Records contained in a dataset:
+++
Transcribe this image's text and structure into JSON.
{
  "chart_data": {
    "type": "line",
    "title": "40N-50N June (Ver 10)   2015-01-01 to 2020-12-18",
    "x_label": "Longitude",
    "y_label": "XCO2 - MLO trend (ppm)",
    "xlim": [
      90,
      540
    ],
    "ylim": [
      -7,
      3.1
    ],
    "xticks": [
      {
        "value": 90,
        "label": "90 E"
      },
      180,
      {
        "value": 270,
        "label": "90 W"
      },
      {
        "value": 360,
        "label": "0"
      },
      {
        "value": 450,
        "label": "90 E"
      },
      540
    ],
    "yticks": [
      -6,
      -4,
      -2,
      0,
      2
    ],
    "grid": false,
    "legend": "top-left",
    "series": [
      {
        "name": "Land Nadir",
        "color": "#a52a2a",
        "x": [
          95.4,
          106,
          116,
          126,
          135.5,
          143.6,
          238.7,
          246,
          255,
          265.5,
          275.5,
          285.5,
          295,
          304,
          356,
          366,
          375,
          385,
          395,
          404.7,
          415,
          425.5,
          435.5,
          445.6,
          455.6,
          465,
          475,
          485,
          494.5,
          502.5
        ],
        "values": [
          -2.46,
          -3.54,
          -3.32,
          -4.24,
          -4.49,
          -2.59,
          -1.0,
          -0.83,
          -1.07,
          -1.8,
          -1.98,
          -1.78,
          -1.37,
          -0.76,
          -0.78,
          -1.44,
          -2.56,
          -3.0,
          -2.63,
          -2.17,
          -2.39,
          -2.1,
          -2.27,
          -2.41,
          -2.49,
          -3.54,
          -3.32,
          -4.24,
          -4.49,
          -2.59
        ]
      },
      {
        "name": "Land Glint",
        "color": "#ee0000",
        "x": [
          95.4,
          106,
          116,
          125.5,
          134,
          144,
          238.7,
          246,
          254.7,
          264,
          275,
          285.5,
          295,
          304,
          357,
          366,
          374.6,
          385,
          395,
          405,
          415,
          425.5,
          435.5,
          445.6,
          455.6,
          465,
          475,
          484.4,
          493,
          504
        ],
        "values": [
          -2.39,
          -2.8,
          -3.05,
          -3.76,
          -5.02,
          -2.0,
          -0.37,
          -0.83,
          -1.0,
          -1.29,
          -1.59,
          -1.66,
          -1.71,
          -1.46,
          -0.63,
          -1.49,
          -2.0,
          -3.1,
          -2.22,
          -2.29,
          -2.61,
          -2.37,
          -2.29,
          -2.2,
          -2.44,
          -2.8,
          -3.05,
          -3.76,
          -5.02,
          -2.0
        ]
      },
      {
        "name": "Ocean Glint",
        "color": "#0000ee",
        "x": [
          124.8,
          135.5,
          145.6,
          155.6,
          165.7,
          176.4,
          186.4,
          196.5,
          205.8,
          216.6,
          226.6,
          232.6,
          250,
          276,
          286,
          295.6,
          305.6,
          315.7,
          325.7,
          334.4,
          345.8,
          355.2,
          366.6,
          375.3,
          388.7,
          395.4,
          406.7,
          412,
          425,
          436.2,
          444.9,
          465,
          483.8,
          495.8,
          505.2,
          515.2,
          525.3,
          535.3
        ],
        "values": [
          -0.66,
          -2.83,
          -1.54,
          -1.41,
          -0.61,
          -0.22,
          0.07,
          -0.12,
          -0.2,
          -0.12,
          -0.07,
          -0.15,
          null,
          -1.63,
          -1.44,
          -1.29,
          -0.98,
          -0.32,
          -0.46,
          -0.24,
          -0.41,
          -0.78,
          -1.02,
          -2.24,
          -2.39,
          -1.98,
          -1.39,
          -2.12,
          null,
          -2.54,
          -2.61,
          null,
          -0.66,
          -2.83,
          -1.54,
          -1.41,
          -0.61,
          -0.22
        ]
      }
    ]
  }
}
+++
- Exercise goal -
Count the lines in the records above that contain the word "color", and give only the number.

- Finished answer -
3